#### [DATA ROWS]
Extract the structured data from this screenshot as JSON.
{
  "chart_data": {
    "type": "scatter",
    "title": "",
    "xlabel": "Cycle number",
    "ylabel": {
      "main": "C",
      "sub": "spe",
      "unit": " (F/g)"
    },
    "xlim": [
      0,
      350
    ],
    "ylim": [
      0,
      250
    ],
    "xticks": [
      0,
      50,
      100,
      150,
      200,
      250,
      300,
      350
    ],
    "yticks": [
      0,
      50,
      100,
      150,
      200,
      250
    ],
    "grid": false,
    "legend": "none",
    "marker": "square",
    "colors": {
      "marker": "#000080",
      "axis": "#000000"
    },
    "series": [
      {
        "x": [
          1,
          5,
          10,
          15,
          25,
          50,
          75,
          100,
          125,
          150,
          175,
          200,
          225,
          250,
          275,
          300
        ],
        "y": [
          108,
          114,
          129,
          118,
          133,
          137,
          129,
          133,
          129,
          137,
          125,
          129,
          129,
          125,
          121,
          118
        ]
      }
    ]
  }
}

#### [TO DO]
From the records above, extract every entry exactly as given.

#### [WRITTEN REPLY]
Extract the structured data from this screenshot as JSON.
{
  "chart_data": {
    "type": "scatter",
    "title": "",
    "xlabel": "Cycle number",
    "ylabel": {
      "main": "C",
      "sub": "spe",
      "unit": " (F/g)"
    },
    "xlim": [
      0,
      350
    ],
    "ylim": [
      0,
      250
    ],
    "xticks": [
      0,
      50,
      100,
      150,
      200,
      250,
      300,
      350
    ],
    "yticks": [
      0,
      50,
      100,
      150,
      200,
      250
    ],
    "grid": false,
    "legend": "none",
    "marker": "square",
    "colors": {
      "marker": "#000080",
      "axis": "#000000"
    },
    "series": [
      {
        "x": [
          1,
          5,
          10,
          15,
          25,
          50,
          75,
          100,
          125,
          150,
          175,
          200,
          225,
          250,
          275,
          300
        ],
        "y": [
          108,
          114,
          129,
          118,
          133,
          137,
          129,
          133,
          129,
          137,
          125,
          129,
          129,
          125,
          121,
          118
        ]
      }
    ]
  }
}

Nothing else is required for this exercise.